--- BEGIN SOURCE ---

Sunday, June 23, 2013

Ten Big Gaps in EA

EA brings more than just agreement or consensusEA should be bringing understanding, including asking questions that may not otherwise be asked.

Many EA practices are still hidden in ivory towers.  What doesn't EA do well? What needs to be further refined and enhanced or extended to increase the value the EA offers to those enterprises which choose to invest in and use it? And where are the biggest gaps in EA?

  1. The gap between the holistic promise of EA and the limited delivery scope and limited influence to only IT. The real problem is that EA being left outside is the narrow scope. That narrow scope is often defined by the frameworks and not what is needed by the enterprise. EA methods are too focused on (technical) architecture, and not enough on supporting capability management, innovation, continuous improvement, and measuring!  
  1. Lack of common definition and understandingEnterprise architecture is a way of thinking about structures, flows, and the relationships between them. EA is a mind-set, a way of thinking. The gap exists due to:
    Lack of common, clear purpose;
    Lack of clarity as a product;
    Lack of a well-understood set of deliverable components/products;
    Lack of perception of value to the business by all levels of the business;
    Lack of visibility to the business of a cohesive EA structure;
    Lack of modeling standards & consistency in leveling & presentation;
    Lack of traceability down the levels to implementations;
    lack of expertise.  
  1. Another gap is the senior management support. This applies to all the C-level (including the CIO), SVPs and VPs in the organization. If senior management doesn't understand or believe in the business benefits EA can or should deliver, they'll likely not support it, or only give it half-baked support. And we all know what happens to half-baked ideas and initiatives.

--- END SOURCE ---

# [INSTRUCTIONS]
A. Translate this sentence from the post on gaps in EA into Spanish: "Many EA practices are still hidden in ivory towers."
B. Reproduce the passage of the EA gaps post starting at "Sunday, June 23, 2013" and ending at "improvement, and measuring!".

--- BEGIN DATA EXTRACT ---

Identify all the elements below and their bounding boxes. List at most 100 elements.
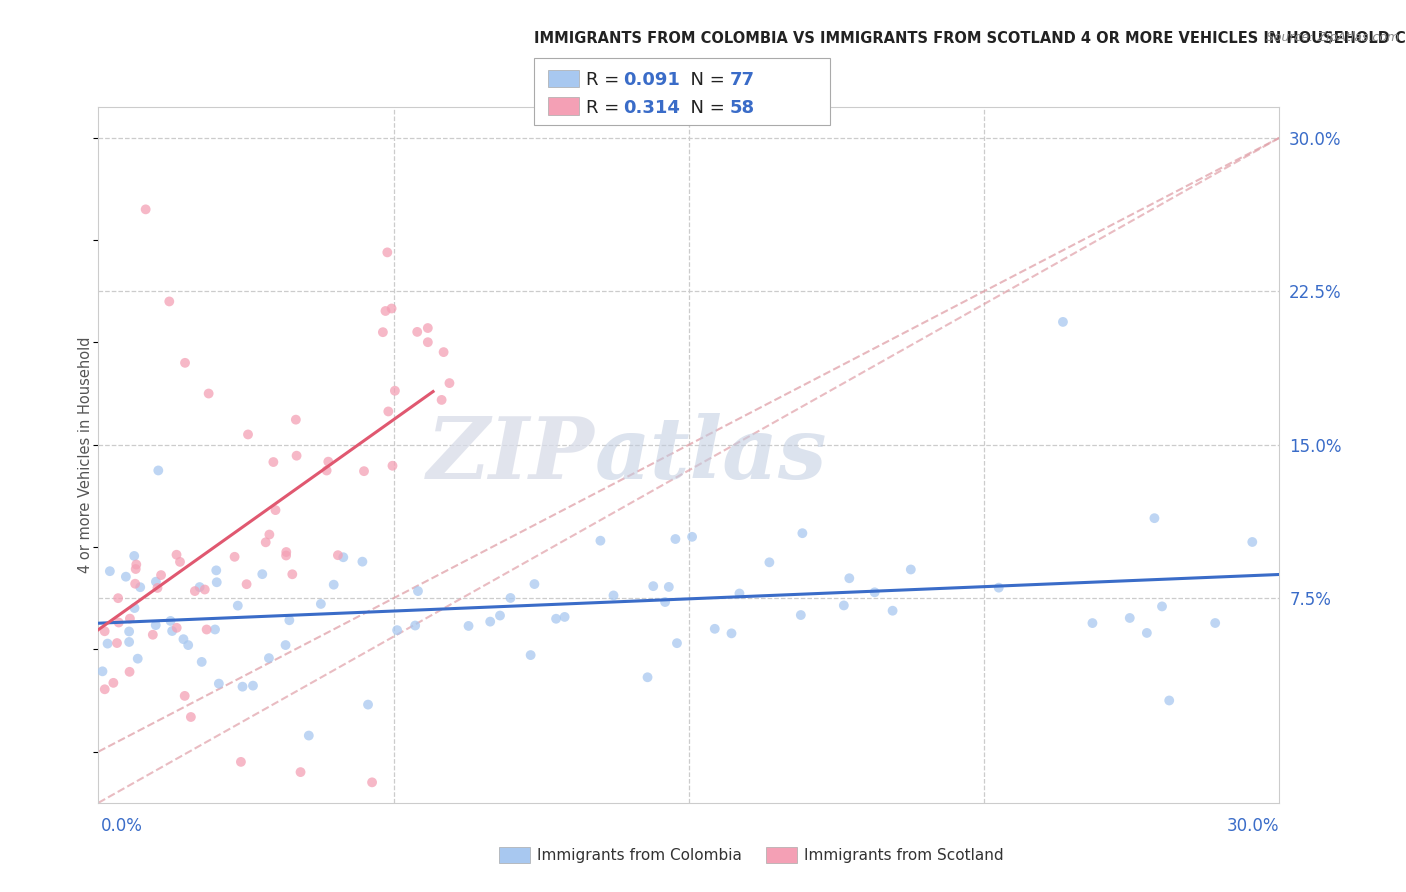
Point: [987, 581, 1010, 595]
Point: [98, 564, 121, 578]
Point: [1136, 626, 1159, 640]
Text: ZIP: ZIP: [426, 413, 595, 497]
Point: [124, 576, 146, 591]
Point: [135, 202, 157, 217]
Point: [118, 665, 141, 679]
Point: [439, 376, 461, 390]
Point: [1143, 511, 1166, 525]
Point: [361, 775, 384, 789]
Point: [643, 579, 665, 593]
Point: [259, 527, 281, 541]
Point: [172, 632, 194, 647]
Text: 77: 77: [730, 71, 755, 89]
Point: [97, 637, 120, 651]
Point: [589, 533, 612, 548]
Point: [728, 586, 751, 600]
Point: [278, 613, 301, 627]
Point: [264, 503, 287, 517]
Text: R =: R =: [586, 99, 626, 117]
Point: [224, 549, 246, 564]
Point: [602, 589, 624, 603]
Point: [105, 636, 128, 650]
Point: [326, 548, 349, 562]
Point: [146, 581, 169, 595]
Point: [309, 597, 332, 611]
Point: [316, 455, 339, 469]
Point: [236, 427, 259, 442]
Point: [127, 651, 149, 665]
Point: [790, 608, 813, 623]
Point: [863, 585, 886, 599]
Point: [91, 665, 114, 679]
Point: [184, 584, 207, 599]
Point: [122, 549, 145, 563]
Point: [832, 599, 855, 613]
Point: [159, 614, 181, 628]
Text: 30.0%: 30.0%: [1227, 817, 1279, 835]
Point: [177, 638, 200, 652]
Point: [129, 580, 152, 594]
Point: [489, 608, 512, 623]
Point: [257, 651, 280, 665]
Point: [654, 595, 676, 609]
Point: [523, 577, 546, 591]
Point: [1241, 535, 1264, 549]
Point: [281, 567, 304, 582]
Point: [665, 636, 688, 650]
Point: [174, 356, 197, 370]
Point: [758, 555, 780, 569]
Point: [160, 624, 183, 638]
Text: 0.091: 0.091: [623, 71, 679, 89]
Point: [274, 549, 297, 563]
Point: [457, 619, 479, 633]
Point: [882, 604, 904, 618]
Point: [838, 571, 860, 585]
Text: atlas: atlas: [595, 413, 827, 497]
Point: [284, 412, 307, 426]
Point: [371, 325, 394, 339]
Point: [204, 623, 226, 637]
Point: [252, 567, 274, 582]
Point: [229, 755, 252, 769]
Point: [1081, 616, 1104, 631]
Point: [352, 555, 374, 569]
Point: [274, 638, 297, 652]
Point: [377, 404, 399, 418]
Point: [195, 623, 218, 637]
Point: [166, 621, 188, 635]
Point: [1159, 693, 1181, 707]
Point: [194, 582, 217, 597]
Point: [231, 680, 253, 694]
Text: Immigrants from Colombia: Immigrants from Colombia: [537, 848, 742, 863]
Point: [322, 577, 344, 591]
Point: [385, 623, 408, 637]
Point: [150, 568, 173, 582]
Point: [637, 670, 659, 684]
Point: [173, 689, 195, 703]
Point: [792, 526, 814, 541]
Point: [145, 618, 167, 632]
Point: [157, 294, 180, 309]
Point: [197, 386, 219, 401]
Point: [190, 655, 212, 669]
Point: [315, 463, 337, 477]
Point: [93, 624, 115, 639]
Point: [375, 245, 398, 260]
Point: [208, 676, 231, 690]
Point: [124, 601, 146, 615]
Point: [118, 624, 141, 639]
Point: [479, 615, 502, 629]
Point: [519, 648, 541, 662]
Point: [148, 463, 170, 477]
Text: IMMIGRANTS FROM COLOMBIA VS IMMIGRANTS FROM SCOTLAND 4 OR MORE VEHICLES IN HOUSE: IMMIGRANTS FROM COLOMBIA VS IMMIGRANTS F…: [534, 31, 1406, 46]
Point: [374, 304, 396, 318]
Point: [353, 464, 375, 478]
Point: [433, 345, 456, 359]
Text: 0.0%: 0.0%: [101, 817, 143, 835]
Point: [499, 591, 522, 605]
Point: [290, 765, 312, 780]
Text: R =: R =: [586, 71, 626, 89]
Point: [235, 577, 257, 591]
Point: [125, 562, 148, 576]
Point: [107, 615, 129, 630]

--- END DATA EXTRACT ---

# [ANSWERS FOR THE TASKS]
A. Muchas prácticas de EA siguen ocultas en torres de marfil.

B.
Sunday, June 23, 2013

Ten Big Gaps in EA

EA brings more than just agreement or consensusEA should be bringing understanding, including asking questions that may not otherwise be asked.

Many EA practices are still hidden in ivory towers.  What doesn't EA do well? What needs to be further refined and enhanced or extended to increase the value the EA offers to those enterprises which choose to invest in and use it? And where are the biggest gaps in EA?

  1. The gap between the holistic promise of EA and the limited delivery scope and limited influence to only IT. The real problem is that EA being left outside is the narrow scope. That narrow scope is often defined by the frameworks and not what is needed by the enterprise. EA methods are too focused on (technical) architecture, and not enough on supporting capability management, innovation, continuous improvement, and measuring!